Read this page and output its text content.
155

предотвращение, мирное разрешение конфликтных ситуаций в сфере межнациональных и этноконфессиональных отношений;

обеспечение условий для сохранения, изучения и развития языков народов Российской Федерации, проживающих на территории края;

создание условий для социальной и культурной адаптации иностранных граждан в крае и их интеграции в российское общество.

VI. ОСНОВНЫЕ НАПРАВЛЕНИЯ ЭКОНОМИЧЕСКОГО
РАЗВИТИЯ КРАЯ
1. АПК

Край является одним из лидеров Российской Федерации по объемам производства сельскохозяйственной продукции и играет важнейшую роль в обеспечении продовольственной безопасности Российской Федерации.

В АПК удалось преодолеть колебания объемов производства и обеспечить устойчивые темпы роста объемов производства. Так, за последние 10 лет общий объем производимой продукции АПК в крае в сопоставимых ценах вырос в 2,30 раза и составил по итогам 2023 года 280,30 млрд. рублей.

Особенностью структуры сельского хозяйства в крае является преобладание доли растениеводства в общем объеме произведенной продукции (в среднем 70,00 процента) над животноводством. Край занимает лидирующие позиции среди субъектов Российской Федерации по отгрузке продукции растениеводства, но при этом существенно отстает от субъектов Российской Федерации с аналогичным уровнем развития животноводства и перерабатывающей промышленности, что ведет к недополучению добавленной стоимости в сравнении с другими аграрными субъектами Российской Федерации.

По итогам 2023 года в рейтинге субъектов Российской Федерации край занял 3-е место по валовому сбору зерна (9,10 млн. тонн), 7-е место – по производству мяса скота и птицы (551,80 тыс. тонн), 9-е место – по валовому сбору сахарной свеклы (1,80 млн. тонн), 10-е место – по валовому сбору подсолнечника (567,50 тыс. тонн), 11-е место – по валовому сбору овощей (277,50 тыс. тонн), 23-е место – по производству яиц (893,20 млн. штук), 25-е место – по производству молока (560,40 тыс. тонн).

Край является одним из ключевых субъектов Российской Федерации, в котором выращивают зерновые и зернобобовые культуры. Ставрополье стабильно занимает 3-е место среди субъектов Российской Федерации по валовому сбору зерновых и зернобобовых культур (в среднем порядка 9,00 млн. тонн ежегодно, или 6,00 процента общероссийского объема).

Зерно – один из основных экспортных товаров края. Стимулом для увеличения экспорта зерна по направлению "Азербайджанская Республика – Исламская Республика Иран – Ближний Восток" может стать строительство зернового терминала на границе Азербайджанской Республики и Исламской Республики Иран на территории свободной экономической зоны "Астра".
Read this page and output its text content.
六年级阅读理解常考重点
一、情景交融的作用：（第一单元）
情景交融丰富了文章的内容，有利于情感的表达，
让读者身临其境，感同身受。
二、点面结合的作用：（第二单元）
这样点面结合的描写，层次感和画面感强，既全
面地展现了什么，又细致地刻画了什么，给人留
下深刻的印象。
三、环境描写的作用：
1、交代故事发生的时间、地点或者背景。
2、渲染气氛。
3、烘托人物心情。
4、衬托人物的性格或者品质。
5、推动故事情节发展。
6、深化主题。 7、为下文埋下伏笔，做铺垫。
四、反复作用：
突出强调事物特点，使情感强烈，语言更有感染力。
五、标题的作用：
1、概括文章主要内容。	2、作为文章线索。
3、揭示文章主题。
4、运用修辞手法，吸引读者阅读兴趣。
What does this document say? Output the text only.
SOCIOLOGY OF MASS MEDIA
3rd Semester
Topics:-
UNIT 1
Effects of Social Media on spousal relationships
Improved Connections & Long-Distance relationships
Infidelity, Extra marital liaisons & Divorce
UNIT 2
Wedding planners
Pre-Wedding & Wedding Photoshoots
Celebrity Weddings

------------------------

SHORT PROBLEM:
Your task is to quote the listing above word for word.

RESPONSE:
Read this page and output its text content.
155

предотвращение, мирное разрешение конфликтных ситуаций в сфере межнациональных и этноконфессиональных отношений;

обеспечение условий для сохранения, изучения и развития языков народов Российской Федерации, проживающих на территории края;

создание условий для социальной и культурной адаптации иностранных граждан в крае и их интеграции в российское общество.

VI. ОСНОВНЫЕ НАПРАВЛЕНИЯ ЭКОНОМИЧЕСКОГО
РАЗВИТИЯ КРАЯ
1. АПК

Край является одним из лидеров Российской Федерации по объемам производства сельскохозяйственной продукции и играет важнейшую роль в обеспечении продовольственной безопасности Российской Федерации.

В АПК удалось преодолеть колебания объемов производства и обеспечить устойчивые темпы роста объемов производства. Так, за последние 10 лет общий объем производимой продукции АПК в крае в сопоставимых ценах вырос в 2,30 раза и составил по итогам 2023 года 280,30 млрд. рублей.

Особенностью структуры сельского хозяйства в крае является преобладание доли растениеводства в общем объеме произведенной продукции (в среднем 70,00 процента) над животноводством. Край занимает лидирующие позиции среди субъектов Российской Федерации по отгрузке продукции растениеводства, но при этом существенно отстает от субъектов Российской Федерации с аналогичным уровнем развития животноводства и перерабатывающей промышленности, что ведет к недополучению добавленной стоимости в сравнении с другими аграрными субъектами Российской Федерации.

По итогам 2023 года в рейтинге субъектов Российской Федерации край занял 3-е место по валовому сбору зерна (9,10 млн. тонн), 7-е место – по производству мяса скота и птицы (551,80 тыс. тонн), 9-е место – по валовому сбору сахарной свеклы (1,80 млн. тонн), 10-е место – по валовому сбору подсолнечника (567,50 тыс. тонн), 11-е место – по валовому сбору овощей (277,50 тыс. тонн), 23-е место – по производству яиц (893,20 млн. штук), 25-е место – по производству молока (560,40 тыс. тонн).

Край является одним из ключевых субъектов Российской Федерации, в котором выращивают зерновые и зернобобовые культуры. Ставрополье стабильно занимает 3-е место среди субъектов Российской Федерации по валовому сбору зерновых и зернобобовых культур (в среднем порядка 9,00 млн. тонн ежегодно, или 6,00 процента общероссийского объема).

Зерно – один из основных экспортных товаров края. Стимулом для увеличения экспорта зерна по направлению "Азербайджанская Республика – Исламская Республика Иран – Ближний Восток" может стать строительство зернового терминала на границе Азербайджанской Республики и Исламской Республики Иран на территории свободной экономической зоны "Астра".
Read this page and output its text content.
六年级阅读理解常考重点
一、情景交融的作用：（第一单元）
情景交融丰富了文章的内容，有利于情感的表达，
让读者身临其境，感同身受。
二、点面结合的作用：（第二单元）
这样点面结合的描写，层次感和画面感强，既全
面地展现了什么，又细致地刻画了什么，给人留
下深刻的印象。
三、环境描写的作用：
1、交代故事发生的时间、地点或者背景。
2、渲染气氛。
3、烘托人物心情。
4、衬托人物的性格或者品质。
5、推动故事情节发展。
6、深化主题。 7、为下文埋下伏笔，做铺垫。
四、反复作用：
突出强调事物特点，使情感强烈，语言更有感染力。
五、标题的作用：
1、概括文章主要内容。	2、作为文章线索。
3、揭示文章主题。
4、运用修辞手法，吸引读者阅读兴趣。
What does this document say? Output the text only.
SOCIOLOGY OF MASS MEDIA
3rd Semester
Topics:-
UNIT 1
Effects of Social Media on spousal relationships
Improved Connections & Long-Distance relationships
Infidelity, Extra marital liaisons & Divorce
UNIT 2
Wedding planners
Pre-Wedding & Wedding Photoshoots
Celebrity Weddings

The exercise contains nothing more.